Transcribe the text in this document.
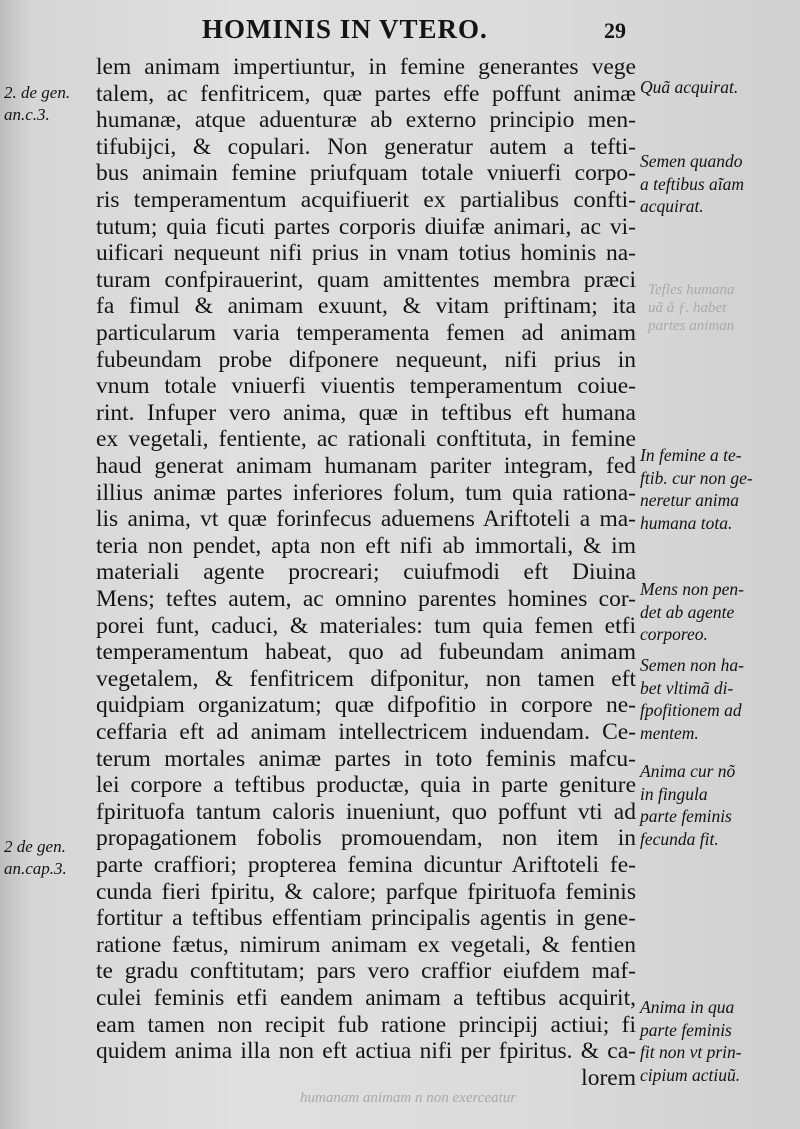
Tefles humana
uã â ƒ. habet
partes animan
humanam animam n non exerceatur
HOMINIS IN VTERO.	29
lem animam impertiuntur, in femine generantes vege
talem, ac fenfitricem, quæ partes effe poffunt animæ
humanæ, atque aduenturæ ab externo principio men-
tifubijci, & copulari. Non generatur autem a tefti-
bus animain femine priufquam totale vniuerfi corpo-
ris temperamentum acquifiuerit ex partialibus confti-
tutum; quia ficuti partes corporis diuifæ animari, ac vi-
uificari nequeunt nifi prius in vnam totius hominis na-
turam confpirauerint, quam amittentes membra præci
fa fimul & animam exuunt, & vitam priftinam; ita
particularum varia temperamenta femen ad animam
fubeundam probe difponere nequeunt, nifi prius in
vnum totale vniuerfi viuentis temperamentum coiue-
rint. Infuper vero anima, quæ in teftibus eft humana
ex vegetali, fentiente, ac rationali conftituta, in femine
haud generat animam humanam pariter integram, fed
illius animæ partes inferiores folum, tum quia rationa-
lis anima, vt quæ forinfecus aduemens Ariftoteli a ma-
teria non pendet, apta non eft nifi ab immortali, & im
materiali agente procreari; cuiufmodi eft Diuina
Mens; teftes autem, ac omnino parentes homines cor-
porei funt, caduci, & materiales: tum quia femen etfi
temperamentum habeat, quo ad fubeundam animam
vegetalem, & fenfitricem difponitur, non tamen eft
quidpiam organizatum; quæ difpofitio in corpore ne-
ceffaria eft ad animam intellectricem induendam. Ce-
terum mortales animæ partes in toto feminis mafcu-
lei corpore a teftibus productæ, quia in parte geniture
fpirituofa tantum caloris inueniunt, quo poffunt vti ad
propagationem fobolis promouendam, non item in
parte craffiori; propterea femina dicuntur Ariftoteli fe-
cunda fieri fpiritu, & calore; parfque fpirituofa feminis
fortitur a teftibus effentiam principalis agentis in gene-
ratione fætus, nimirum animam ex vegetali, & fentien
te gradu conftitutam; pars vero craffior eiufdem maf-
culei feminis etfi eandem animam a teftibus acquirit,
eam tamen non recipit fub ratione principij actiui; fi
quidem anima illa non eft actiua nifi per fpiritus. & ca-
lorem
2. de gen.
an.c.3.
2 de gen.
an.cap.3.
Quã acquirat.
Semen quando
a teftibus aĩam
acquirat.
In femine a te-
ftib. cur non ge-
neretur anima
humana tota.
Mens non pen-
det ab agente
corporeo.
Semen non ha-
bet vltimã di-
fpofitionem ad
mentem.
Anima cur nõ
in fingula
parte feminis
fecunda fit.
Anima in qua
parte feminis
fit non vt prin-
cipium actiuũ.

Exercise details: Search the preceding listing for "Ariftoteli" and extract every line where it is found.

Task solution:
lis anima, vt quæ forinfecus aduemens Ariftoteli a ma-
parte craffiori; propterea femina dicuntur Ariftoteli fe-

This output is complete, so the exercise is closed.